Please quote the material exactly, every line of it.

###

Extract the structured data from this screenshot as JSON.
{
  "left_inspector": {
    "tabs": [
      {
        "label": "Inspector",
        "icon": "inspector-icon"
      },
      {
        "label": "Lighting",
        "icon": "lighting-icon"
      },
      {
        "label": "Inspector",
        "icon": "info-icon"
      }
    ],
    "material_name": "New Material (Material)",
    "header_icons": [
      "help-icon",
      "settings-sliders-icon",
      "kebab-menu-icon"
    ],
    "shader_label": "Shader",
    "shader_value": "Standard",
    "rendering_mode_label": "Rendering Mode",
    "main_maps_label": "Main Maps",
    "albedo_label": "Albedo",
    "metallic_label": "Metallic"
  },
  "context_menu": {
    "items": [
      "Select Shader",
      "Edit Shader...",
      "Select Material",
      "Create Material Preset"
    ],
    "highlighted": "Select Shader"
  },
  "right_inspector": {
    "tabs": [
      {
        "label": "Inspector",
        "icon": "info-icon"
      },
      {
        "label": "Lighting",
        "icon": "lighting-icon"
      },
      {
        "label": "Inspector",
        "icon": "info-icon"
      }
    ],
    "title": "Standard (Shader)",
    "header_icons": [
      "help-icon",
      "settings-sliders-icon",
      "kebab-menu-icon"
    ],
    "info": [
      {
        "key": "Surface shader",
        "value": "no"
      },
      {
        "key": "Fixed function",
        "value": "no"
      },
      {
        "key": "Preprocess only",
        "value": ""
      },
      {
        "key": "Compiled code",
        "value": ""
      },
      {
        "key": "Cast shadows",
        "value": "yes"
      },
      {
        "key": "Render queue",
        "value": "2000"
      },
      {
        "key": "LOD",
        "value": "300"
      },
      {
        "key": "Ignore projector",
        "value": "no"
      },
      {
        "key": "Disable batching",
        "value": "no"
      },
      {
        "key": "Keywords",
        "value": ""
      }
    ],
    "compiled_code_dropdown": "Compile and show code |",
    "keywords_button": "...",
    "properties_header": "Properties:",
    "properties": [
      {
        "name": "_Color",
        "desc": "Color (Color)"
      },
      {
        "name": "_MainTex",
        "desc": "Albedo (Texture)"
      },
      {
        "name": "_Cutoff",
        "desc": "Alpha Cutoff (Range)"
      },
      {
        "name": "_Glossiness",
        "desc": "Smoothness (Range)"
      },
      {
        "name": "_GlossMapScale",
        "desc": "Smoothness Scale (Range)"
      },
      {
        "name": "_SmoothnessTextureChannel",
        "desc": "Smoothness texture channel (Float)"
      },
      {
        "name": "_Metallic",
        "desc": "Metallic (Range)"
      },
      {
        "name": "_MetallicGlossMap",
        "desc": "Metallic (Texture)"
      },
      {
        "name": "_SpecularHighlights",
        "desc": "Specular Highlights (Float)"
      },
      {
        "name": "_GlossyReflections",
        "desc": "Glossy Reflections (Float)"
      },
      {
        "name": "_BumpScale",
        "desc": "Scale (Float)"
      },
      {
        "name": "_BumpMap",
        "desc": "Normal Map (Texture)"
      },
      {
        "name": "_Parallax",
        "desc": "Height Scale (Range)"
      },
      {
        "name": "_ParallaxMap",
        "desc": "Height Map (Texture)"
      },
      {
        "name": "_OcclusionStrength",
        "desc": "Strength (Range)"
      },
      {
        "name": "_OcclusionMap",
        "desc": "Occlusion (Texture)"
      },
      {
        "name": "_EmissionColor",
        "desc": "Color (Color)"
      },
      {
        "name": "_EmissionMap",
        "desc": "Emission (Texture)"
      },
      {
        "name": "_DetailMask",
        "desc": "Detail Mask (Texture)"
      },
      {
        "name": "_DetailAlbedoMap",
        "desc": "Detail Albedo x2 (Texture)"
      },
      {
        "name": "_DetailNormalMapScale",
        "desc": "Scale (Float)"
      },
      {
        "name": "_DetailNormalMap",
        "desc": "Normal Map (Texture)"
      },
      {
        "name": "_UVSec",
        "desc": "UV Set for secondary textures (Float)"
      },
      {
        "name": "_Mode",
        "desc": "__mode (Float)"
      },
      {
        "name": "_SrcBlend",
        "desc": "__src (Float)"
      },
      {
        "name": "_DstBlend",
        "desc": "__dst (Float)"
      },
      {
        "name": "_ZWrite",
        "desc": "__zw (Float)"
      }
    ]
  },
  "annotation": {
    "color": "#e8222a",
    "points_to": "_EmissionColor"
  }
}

###

§ **CORRECT RESULT**:
Extract the structured data from this screenshot as JSON.
{
  "left_inspector": {
    "tabs": [
      {
        "label": "Inspector",
        "icon": "inspector-icon"
      },
      {
        "label": "Lighting",
        "icon": "lighting-icon"
      },
      {
        "label": "Inspector",
        "icon": "info-icon"
      }
    ],
    "material_name": "New Material (Material)",
    "header_icons": [
      "help-icon",
      "settings-sliders-icon",
      "kebab-menu-icon"
    ],
    "shader_label": "Shader",
    "shader_value": "Standard",
    "rendering_mode_label": "Rendering Mode",
    "main_maps_label": "Main Maps",
    "albedo_label": "Albedo",
    "metallic_label": "Metallic"
  },
  "context_menu": {
    "items": [
      "Select Shader",
      "Edit Shader...",
      "Select Material",
      "Create Material Preset"
    ],
    "highlighted": "Select Shader"
  },
  "right_inspector": {
    "tabs": [
      {
        "label": "Inspector",
        "icon": "info-icon"
      },
      {
        "label": "Lighting",
        "icon": "lighting-icon"
      },
      {
        "label": "Inspector",
        "icon": "info-icon"
      }
    ],
    "title": "Standard (Shader)",
    "header_icons": [
      "help-icon",
      "settings-sliders-icon",
      "kebab-menu-icon"
    ],
    "info": [
      {
        "key": "Surface shader",
        "value": "no"
      },
      {
        "key": "Fixed function",
        "value": "no"
      },
      {
        "key": "Preprocess only",
        "value": ""
      },
      {
        "key": "Compiled code",
        "value": ""
      },
      {
        "key": "Cast shadows",
        "value": "yes"
      },
      {
        "key": "Render queue",
        "value": "2000"
      },
      {
        "key": "LOD",
        "value": "300"
      },
      {
        "key": "Ignore projector",
        "value": "no"
      },
      {
        "key": "Disable batching",
        "value": "no"
      },
      {
        "key": "Keywords",
        "value": ""
      }
    ],
    "compiled_code_dropdown": "Compile and show code |",
    "keywords_button": "...",
    "properties_header": "Properties:",
    "properties": [
      {
        "name": "_Color",
        "desc": "Color (Color)"
      },
      {
        "name": "_MainTex",
        "desc": "Albedo (Texture)"
      },
      {
        "name": "_Cutoff",
        "desc": "Alpha Cutoff (Range)"
      },
      {
        "name": "_Glossiness",
        "desc": "Smoothness (Range)"
      },
      {
        "name": "_GlossMapScale",
        "desc": "Smoothness Scale (Range)"
      },
      {
        "name": "_SmoothnessTextureChannel",
        "desc": "Smoothness texture channel (Float)"
      },
      {
        "name": "_Metallic",
        "desc": "Metallic (Range)"
      },
      {
        "name": "_MetallicGlossMap",
        "desc": "Metallic (Texture)"
      },
      {
        "name": "_SpecularHighlights",
        "desc": "Specular Highlights (Float)"
      },
      {
        "name": "_GlossyReflections",
        "desc": "Glossy Reflections (Float)"
      },
      {
        "name": "_BumpScale",
        "desc": "Scale (Float)"
      },
      {
        "name": "_BumpMap",
        "desc": "Normal Map (Texture)"
      },
      {
        "name": "_Parallax",
        "desc": "Height Scale (Range)"
      },
      {
        "name": "_ParallaxMap",
        "desc": "Height Map (Texture)"
      },
      {
        "name": "_OcclusionStrength",
        "desc": "Strength (Range)"
      },
      {
        "name": "_OcclusionMap",
        "desc": "Occlusion (Texture)"
      },
      {
        "name": "_EmissionColor",
        "desc": "Color (Color)"
      },
      {
        "name": "_EmissionMap",
        "desc": "Emission (Texture)"
      },
      {
        "name": "_DetailMask",
        "desc": "Detail Mask (Texture)"
      },
      {
        "name": "_DetailAlbedoMap",
        "desc": "Detail Albedo x2 (Texture)"
      },
      {
        "name": "_DetailNormalMapScale",
        "desc": "Scale (Float)"
      },
      {
        "name": "_DetailNormalMap",
        "desc": "Normal Map (Texture)"
      },
      {
        "name": "_UVSec",
        "desc": "UV Set for secondary textures (Float)"
      },
      {
        "name": "_Mode",
        "desc": "__mode (Float)"
      },
      {
        "name": "_SrcBlend",
        "desc": "__src (Float)"
      },
      {
        "name": "_DstBlend",
        "desc": "__dst (Float)"
      },
      {
        "name": "_ZWrite",
        "desc": "__zw (Float)"
      }
    ]
  },
  "annotation": {
    "color": "#e8222a",
    "points_to": "_EmissionColor"
  }
}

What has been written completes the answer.